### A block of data

--------

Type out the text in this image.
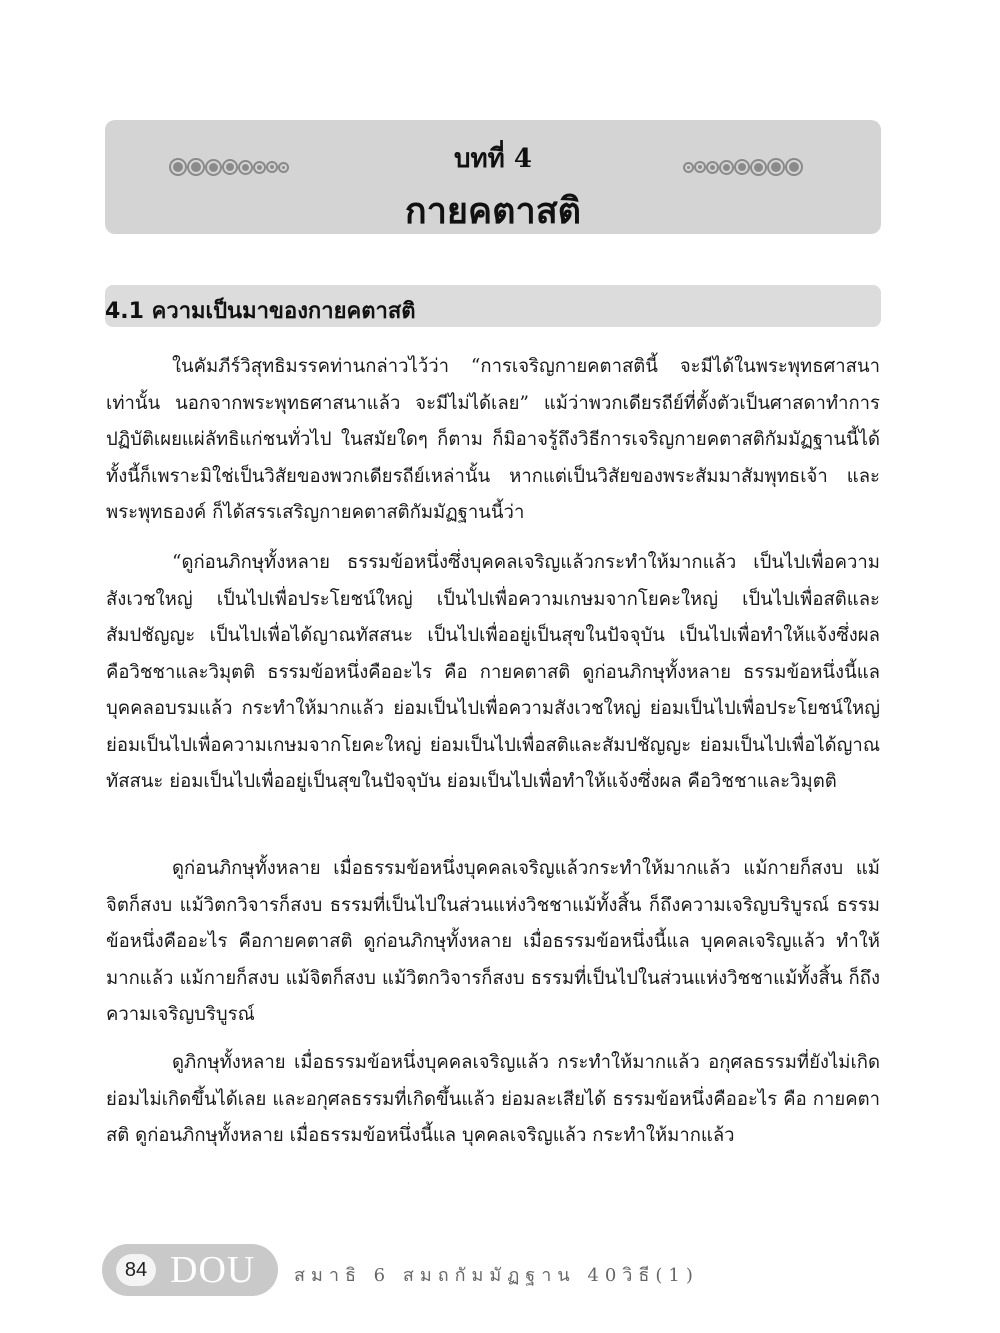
บทที่ 4
กายคตาสติ
4.1 ความเป็นมาของกายคตาสติ

ในคัมภีร์วิสุทธิมรรคท่านกล่าวไว้ว่า “การเจริญกายคตาสตินี้ จะมีได้ในพระพุทธศาสนาเท่านั้น นอกจากพระพุทธศาสนาแล้ว จะมีไม่ได้เลย” แม้ว่าพวกเดียรถีย์ที่ตั้งตัวเป็นศาสดาทำการปฏิบัติเผยแผ่ลัทธิแก่ชนทั่วไป ในสมัยใดๆ ก็ตาม ก็มิอาจรู้ถึงวิธีการเจริญกายคตาสติกัมมัฏฐานนี้ได้ ทั้งนี้ก็เพราะมิใช่เป็นวิสัยของพวกเดียรถีย์เหล่านั้น หากแต่เป็นวิสัยของพระสัมมาสัมพุทธเจ้า และพระพุทธองค์ ก็ได้สรรเสริญกายคตาสติกัมมัฏฐานนี้ว่า

“ดูก่อนภิกษุทั้งหลาย ธรรมข้อหนึ่งซึ่งบุคคลเจริญแล้วกระทำให้มากแล้ว เป็นไปเพื่อความสังเวชใหญ่ เป็นไปเพื่อประโยชน์ใหญ่ เป็นไปเพื่อความเกษมจากโยคะใหญ่ เป็นไปเพื่อสติและสัมปชัญญะ เป็นไปเพื่อได้ญาณทัสสนะ เป็นไปเพื่ออยู่เป็นสุขในปัจจุบัน เป็นไปเพื่อทำให้แจ้งซึ่งผล คือวิชชาและวิมุตติ ธรรมข้อหนึ่งคืออะไร คือ กายคตาสติ ดูก่อนภิกษุทั้งหลาย ธรรมข้อหนึ่งนี้แล บุคคลอบรมแล้ว กระทำให้มากแล้ว ย่อมเป็นไปเพื่อความสังเวชใหญ่ ย่อมเป็นไปเพื่อประโยชน์ใหญ่ ย่อมเป็นไปเพื่อความเกษมจากโยคะใหญ่ ย่อมเป็นไปเพื่อสติและสัมปชัญญะ ย่อมเป็นไปเพื่อได้ญาณทัสสนะ ย่อมเป็นไปเพื่ออยู่เป็นสุขในปัจจุบัน ย่อมเป็นไปเพื่อทำให้แจ้งซึ่งผล คือวิชชาและวิมุตติ

ดูก่อนภิกษุทั้งหลาย เมื่อธรรมข้อหนึ่งบุคคลเจริญแล้วกระทำให้มากแล้ว แม้กายก็สงบ แม้จิตก็สงบ แม้วิตกวิจารก็สงบ ธรรมที่เป็นไปในส่วนแห่งวิชชาแม้ทั้งสิ้น ก็ถึงความเจริญบริบูรณ์ ธรรมข้อหนึ่งคืออะไร คือกายคตาสติ ดูก่อนภิกษุทั้งหลาย เมื่อธรรมข้อหนึ่งนี้แล บุคคลเจริญแล้ว ทำให้มากแล้ว แม้กายก็สงบ แม้จิตก็สงบ แม้วิตกวิจารก็สงบ ธรรมที่เป็นไปในส่วนแห่งวิชชาแม้ทั้งสิ้น ก็ถึงความเจริญบริบูรณ์

ดูภิกษุทั้งหลาย เมื่อธรรมข้อหนึ่งบุคคลเจริญแล้ว กระทำให้มากแล้ว อกุศลธรรมที่ยังไม่เกิด ย่อมไม่เกิดขึ้นได้เลย และอกุศลธรรมที่เกิดขึ้นแล้ว ย่อมละเสียได้ ธรรมข้อหนึ่งคืออะไร คือ กายคตาสติ ดูก่อนภิกษุทั้งหลาย เมื่อธรรมข้อหนึ่งนี้แล บุคคลเจริญแล้ว กระทำให้มากแล้ว

84 DOU สมาธิ 6 สมถกัมมัฏฐาน 40วิธี(1)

--------

In the lines above, find each one with "วกระทำให" and list it.

### Solution to this problem
“ดูก่อนภิกษุทั้งหลาย ธรรมข้อหนึ่งซึ่งบุคคลเจริญแล้วกระทำให้มากแล้ว เป็นไปเพื่อความสังเวชใหญ่ เป็นไปเพื่อประโยชน์ใหญ่ เป็นไปเพื่อความเกษมจากโยคะใหญ่ เป็นไปเพื่อสติและสัมปชัญญะ เป็นไปเพื่อได้ญาณทัสสนะ เป็นไปเพื่ออยู่เป็นสุขในปัจจุบัน เป็นไปเพื่อทำให้แจ้งซึ่งผล คือวิชชาและวิมุตติ ธรรมข้อหนึ่งคืออะไร คือ กายคตาสติ ดูก่อนภิกษุทั้งหลาย ธรรมข้อหนึ่งนี้แล บุคคลอบรมแล้ว กระทำให้มากแล้ว ย่อมเป็นไปเพื่อความสังเวชใหญ่ ย่อมเป็นไปเพื่อประโยชน์ใหญ่ ย่อมเป็นไปเพื่อความเกษมจากโยคะใหญ่ ย่อมเป็นไปเพื่อสติและสัมปชัญญะ ย่อมเป็นไปเพื่อได้ญาณทัสสนะ ย่อมเป็นไปเพื่ออยู่เป็นสุขในปัจจุบัน ย่อมเป็นไปเพื่อทำให้แจ้งซึ่งผล คือวิชชาและวิมุตติ
ดูก่อนภิกษุทั้งหลาย เมื่อธรรมข้อหนึ่งบุคคลเจริญแล้วกระทำให้มากแล้ว แม้กายก็สงบ แม้จิตก็สงบ แม้วิตกวิจารก็สงบ ธรรมที่เป็นไปในส่วนแห่งวิชชาแม้ทั้งสิ้น ก็ถึงความเจริญบริบูรณ์ ธรรมข้อหนึ่งคืออะไร คือกายคตาสติ ดูก่อนภิกษุทั้งหลาย เมื่อธรรมข้อหนึ่งนี้แล บุคคลเจริญแล้ว ทำให้มากแล้ว แม้กายก็สงบ แม้จิตก็สงบ แม้วิตกวิจารก็สงบ ธรรมที่เป็นไปในส่วนแห่งวิชชาแม้ทั้งสิ้น ก็ถึงความเจริญบริบูรณ์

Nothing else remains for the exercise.